• [Exercise details]: Reproduce the data that follows in its entirety, character for character.

• [Stored data]:
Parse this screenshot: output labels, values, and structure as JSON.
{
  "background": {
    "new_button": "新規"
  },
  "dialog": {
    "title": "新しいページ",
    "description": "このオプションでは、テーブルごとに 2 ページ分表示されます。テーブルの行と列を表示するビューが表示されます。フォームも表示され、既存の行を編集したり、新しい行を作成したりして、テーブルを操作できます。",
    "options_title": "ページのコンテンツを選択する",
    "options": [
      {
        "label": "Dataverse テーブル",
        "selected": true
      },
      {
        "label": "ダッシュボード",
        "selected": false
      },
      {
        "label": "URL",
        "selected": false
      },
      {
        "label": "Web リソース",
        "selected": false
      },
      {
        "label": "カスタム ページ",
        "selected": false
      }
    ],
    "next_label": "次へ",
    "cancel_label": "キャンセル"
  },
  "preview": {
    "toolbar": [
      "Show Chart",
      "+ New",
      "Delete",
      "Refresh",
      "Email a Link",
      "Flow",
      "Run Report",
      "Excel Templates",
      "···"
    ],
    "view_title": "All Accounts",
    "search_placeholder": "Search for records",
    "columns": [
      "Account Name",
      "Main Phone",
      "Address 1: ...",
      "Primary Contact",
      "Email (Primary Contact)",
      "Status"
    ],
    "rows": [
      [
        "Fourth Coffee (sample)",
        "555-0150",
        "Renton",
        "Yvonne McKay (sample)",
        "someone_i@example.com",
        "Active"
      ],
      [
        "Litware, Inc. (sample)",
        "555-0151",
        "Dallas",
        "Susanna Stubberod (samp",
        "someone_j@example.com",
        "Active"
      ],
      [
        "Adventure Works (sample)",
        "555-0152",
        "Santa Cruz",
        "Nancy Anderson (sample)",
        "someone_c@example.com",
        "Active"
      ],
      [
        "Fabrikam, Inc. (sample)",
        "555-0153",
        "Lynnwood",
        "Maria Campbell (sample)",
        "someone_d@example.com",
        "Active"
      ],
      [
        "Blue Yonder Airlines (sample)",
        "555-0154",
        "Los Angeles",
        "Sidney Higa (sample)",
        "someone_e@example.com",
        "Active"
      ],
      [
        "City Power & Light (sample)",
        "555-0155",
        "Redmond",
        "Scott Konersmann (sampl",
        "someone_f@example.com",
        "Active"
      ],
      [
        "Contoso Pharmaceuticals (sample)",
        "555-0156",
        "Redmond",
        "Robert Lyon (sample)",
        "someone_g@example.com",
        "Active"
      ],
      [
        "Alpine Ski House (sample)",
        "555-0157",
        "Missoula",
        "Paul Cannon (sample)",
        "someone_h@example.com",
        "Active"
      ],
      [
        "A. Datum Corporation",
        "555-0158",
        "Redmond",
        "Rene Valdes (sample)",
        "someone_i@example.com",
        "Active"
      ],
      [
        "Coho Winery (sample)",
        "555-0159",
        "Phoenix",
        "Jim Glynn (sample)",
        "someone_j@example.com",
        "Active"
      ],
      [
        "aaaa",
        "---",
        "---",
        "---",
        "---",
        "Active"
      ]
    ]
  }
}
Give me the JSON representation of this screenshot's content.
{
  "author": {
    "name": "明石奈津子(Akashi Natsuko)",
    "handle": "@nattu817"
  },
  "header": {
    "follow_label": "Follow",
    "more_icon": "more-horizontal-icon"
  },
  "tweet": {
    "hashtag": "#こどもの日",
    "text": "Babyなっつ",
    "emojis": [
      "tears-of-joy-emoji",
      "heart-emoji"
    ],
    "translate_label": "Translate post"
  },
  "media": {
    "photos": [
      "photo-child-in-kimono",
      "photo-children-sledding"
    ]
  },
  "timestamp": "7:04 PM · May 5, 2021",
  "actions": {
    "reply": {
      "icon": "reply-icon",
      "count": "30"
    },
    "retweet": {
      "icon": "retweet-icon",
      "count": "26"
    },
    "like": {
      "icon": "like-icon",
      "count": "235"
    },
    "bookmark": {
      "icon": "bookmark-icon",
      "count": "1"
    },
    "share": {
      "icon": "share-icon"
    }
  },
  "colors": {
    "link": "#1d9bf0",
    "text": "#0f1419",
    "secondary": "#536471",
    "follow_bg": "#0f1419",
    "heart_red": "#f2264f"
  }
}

• [Solution to this task]:
Parse this screenshot: output labels, values, and structure as JSON.
{
  "background": {
    "new_button": "新規"
  },
  "dialog": {
    "title": "新しいページ",
    "description": "このオプションでは、テーブルごとに 2 ページ分表示されます。テーブルの行と列を表示するビューが表示されます。フォームも表示され、既存の行を編集したり、新しい行を作成したりして、テーブルを操作できます。",
    "options_title": "ページのコンテンツを選択する",
    "options": [
      {
        "label": "Dataverse テーブル",
        "selected": true
      },
      {
        "label": "ダッシュボード",
        "selected": false
      },
      {
        "label": "URL",
        "selected": false
      },
      {
        "label": "Web リソース",
        "selected": false
      },
      {
        "label": "カスタム ページ",
        "selected": false
      }
    ],
    "next_label": "次へ",
    "cancel_label": "キャンセル"
  },
  "preview": {
    "toolbar": [
      "Show Chart",
      "+ New",
      "Delete",
      "Refresh",
      "Email a Link",
      "Flow",
      "Run Report",
      "Excel Templates",
      "···"
    ],
    "view_title": "All Accounts",
    "search_placeholder": "Search for records",
    "columns": [
      "Account Name",
      "Main Phone",
      "Address 1: ...",
      "Primary Contact",
      "Email (Primary Contact)",
      "Status"
    ],
    "rows": [
      [
        "Fourth Coffee (sample)",
        "555-0150",
        "Renton",
        "Yvonne McKay (sample)",
        "someone_i@example.com",
        "Active"
      ],
      [
        "Litware, Inc. (sample)",
        "555-0151",
        "Dallas",
        "Susanna Stubberod (samp",
        "someone_j@example.com",
        "Active"
      ],
      [
        "Adventure Works (sample)",
        "555-0152",
        "Santa Cruz",
        "Nancy Anderson (sample)",
        "someone_c@example.com",
        "Active"
      ],
      [
        "Fabrikam, Inc. (sample)",
        "555-0153",
        "Lynnwood",
        "Maria Campbell (sample)",
        "someone_d@example.com",
        "Active"
      ],
      [
        "Blue Yonder Airlines (sample)",
        "555-0154",
        "Los Angeles",
        "Sidney Higa (sample)",
        "someone_e@example.com",
        "Active"
      ],
      [
        "City Power & Light (sample)",
        "555-0155",
        "Redmond",
        "Scott Konersmann (sampl",
        "someone_f@example.com",
        "Active"
      ],
      [
        "Contoso Pharmaceuticals (sample)",
        "555-0156",
        "Redmond",
        "Robert Lyon (sample)",
        "someone_g@example.com",
        "Active"
      ],
      [
        "Alpine Ski House (sample)",
        "555-0157",
        "Missoula",
        "Paul Cannon (sample)",
        "someone_h@example.com",
        "Active"
      ],
      [
        "A. Datum Corporation",
        "555-0158",
        "Redmond",
        "Rene Valdes (sample)",
        "someone_i@example.com",
        "Active"
      ],
      [
        "Coho Winery (sample)",
        "555-0159",
        "Phoenix",
        "Jim Glynn (sample)",
        "someone_j@example.com",
        "Active"
      ],
      [
        "aaaa",
        "---",
        "---",
        "---",
        "---",
        "Active"
      ]
    ]
  }
}
Give me the JSON representation of this screenshot's content.
{
  "author": {
    "name": "明石奈津子(Akashi Natsuko)",
    "handle": "@nattu817"
  },
  "header": {
    "follow_label": "Follow",
    "more_icon": "more-horizontal-icon"
  },
  "tweet": {
    "hashtag": "#こどもの日",
    "text": "Babyなっつ",
    "emojis": [
      "tears-of-joy-emoji",
      "heart-emoji"
    ],
    "translate_label": "Translate post"
  },
  "media": {
    "photos": [
      "photo-child-in-kimono",
      "photo-children-sledding"
    ]
  },
  "timestamp": "7:04 PM · May 5, 2021",
  "actions": {
    "reply": {
      "icon": "reply-icon",
      "count": "30"
    },
    "retweet": {
      "icon": "retweet-icon",
      "count": "26"
    },
    "like": {
      "icon": "like-icon",
      "count": "235"
    },
    "bookmark": {
      "icon": "bookmark-icon",
      "count": "1"
    },
    "share": {
      "icon": "share-icon"
    }
  },
  "colors": {
    "link": "#1d9bf0",
    "text": "#0f1419",
    "secondary": "#536471",
    "follow_bg": "#0f1419",
    "heart_red": "#f2264f"
  }
}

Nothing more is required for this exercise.